╔══

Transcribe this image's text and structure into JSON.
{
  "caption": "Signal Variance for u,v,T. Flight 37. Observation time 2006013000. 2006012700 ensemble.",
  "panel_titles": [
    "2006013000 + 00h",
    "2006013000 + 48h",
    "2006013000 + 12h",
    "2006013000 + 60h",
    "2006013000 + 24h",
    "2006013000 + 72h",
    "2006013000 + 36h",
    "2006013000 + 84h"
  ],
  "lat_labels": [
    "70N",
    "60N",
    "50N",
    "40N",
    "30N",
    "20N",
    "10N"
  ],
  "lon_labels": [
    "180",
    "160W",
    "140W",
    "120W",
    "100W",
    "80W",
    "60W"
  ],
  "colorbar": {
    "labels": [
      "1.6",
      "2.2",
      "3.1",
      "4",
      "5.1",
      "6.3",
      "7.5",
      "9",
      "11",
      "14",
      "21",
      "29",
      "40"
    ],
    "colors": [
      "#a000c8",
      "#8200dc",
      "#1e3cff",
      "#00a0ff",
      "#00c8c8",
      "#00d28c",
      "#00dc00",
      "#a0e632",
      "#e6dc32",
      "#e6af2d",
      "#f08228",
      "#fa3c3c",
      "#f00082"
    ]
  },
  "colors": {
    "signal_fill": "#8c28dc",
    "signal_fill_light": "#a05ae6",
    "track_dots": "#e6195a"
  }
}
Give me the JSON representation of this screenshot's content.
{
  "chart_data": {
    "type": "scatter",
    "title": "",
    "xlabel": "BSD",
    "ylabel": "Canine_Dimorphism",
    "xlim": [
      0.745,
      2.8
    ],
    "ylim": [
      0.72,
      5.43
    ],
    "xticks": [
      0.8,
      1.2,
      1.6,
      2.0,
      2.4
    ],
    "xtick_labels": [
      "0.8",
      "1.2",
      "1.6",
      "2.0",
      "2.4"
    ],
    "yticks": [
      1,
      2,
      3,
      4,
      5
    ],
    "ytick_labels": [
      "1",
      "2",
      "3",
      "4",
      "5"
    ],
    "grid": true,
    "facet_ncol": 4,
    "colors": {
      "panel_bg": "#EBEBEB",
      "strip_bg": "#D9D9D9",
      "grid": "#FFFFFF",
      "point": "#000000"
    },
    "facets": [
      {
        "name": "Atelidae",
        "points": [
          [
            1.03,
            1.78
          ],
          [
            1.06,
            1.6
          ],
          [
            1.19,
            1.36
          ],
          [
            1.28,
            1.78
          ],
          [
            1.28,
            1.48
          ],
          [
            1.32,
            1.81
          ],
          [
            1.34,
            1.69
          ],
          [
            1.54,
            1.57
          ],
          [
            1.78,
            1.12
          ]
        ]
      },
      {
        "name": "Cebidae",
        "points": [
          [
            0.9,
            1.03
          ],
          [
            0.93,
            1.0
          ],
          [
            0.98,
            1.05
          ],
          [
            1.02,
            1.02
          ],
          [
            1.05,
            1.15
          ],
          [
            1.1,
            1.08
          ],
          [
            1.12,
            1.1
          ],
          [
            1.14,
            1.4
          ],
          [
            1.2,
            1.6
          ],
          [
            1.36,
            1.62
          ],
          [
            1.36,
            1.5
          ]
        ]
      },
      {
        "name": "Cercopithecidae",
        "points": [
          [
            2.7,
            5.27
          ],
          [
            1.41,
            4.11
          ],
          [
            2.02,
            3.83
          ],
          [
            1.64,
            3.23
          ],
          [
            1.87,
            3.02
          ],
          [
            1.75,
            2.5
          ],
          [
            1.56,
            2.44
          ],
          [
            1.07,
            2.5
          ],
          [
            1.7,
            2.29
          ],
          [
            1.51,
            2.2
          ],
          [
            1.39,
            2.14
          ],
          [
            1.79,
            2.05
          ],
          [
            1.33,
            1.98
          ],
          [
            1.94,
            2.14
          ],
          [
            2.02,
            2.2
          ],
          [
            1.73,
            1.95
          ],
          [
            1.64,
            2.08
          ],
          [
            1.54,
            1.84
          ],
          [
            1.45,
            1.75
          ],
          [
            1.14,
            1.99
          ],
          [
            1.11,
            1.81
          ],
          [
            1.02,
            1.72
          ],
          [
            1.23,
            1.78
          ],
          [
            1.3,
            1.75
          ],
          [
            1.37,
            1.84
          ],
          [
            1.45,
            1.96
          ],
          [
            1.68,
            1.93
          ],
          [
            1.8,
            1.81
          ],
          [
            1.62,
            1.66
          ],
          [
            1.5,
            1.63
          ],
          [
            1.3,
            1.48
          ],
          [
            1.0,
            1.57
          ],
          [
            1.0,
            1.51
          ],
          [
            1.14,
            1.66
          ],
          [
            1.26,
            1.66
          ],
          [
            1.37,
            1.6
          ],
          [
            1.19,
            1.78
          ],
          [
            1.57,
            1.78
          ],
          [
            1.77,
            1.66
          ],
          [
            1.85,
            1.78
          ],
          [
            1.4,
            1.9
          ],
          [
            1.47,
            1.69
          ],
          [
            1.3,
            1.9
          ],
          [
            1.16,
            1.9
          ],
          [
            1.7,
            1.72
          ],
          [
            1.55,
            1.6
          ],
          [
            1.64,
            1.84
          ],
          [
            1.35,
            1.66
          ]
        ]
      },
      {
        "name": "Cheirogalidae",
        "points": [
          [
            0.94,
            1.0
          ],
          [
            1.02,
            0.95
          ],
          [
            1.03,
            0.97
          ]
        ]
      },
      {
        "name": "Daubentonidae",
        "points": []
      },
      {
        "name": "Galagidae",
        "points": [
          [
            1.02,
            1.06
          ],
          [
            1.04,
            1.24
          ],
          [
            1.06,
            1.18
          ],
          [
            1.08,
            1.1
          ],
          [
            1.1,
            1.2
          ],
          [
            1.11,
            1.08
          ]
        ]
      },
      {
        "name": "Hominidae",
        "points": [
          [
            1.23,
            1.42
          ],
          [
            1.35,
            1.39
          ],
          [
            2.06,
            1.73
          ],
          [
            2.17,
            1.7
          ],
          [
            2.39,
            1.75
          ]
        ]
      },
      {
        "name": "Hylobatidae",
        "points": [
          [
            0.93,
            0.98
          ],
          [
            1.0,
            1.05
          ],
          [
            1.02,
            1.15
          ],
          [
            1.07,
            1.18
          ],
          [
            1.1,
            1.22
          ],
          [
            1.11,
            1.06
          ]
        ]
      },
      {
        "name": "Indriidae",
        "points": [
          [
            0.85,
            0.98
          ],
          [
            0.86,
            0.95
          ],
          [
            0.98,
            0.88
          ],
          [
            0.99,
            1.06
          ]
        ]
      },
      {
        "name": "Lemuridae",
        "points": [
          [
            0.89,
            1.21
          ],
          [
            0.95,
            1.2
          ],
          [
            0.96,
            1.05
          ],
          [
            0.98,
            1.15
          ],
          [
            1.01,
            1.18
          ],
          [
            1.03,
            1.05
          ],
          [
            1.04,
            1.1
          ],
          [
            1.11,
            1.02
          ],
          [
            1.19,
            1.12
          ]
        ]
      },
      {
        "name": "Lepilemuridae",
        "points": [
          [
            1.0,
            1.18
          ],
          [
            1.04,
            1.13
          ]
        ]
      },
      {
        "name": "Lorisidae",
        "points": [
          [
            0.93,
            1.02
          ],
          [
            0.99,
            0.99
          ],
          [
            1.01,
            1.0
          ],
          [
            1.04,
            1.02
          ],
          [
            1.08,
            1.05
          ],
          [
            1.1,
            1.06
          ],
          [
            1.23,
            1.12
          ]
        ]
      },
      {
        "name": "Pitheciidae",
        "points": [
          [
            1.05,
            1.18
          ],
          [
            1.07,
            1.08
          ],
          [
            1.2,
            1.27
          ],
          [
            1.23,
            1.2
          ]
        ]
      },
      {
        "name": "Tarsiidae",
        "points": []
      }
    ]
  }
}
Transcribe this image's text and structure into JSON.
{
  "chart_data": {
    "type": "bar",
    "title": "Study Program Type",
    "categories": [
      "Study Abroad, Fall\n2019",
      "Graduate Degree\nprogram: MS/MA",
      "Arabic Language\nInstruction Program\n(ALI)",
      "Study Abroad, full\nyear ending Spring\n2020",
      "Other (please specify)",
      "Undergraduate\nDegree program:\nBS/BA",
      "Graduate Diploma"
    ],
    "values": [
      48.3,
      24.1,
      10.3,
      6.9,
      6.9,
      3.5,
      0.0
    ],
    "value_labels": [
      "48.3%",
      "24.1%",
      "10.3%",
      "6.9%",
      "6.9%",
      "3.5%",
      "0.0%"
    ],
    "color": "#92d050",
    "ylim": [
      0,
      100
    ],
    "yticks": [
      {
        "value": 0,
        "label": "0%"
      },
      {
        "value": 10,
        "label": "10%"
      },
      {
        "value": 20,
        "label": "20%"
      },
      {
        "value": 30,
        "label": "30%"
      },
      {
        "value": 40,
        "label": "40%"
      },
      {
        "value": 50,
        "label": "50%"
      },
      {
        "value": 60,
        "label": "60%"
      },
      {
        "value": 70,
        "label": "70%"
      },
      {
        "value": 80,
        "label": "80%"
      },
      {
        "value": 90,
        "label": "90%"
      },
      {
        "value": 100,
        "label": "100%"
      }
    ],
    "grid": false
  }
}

╚══

> **Direction**: Count the lines in the records above that hold the word "Study", and give only that number.

> **Solved problem**: 3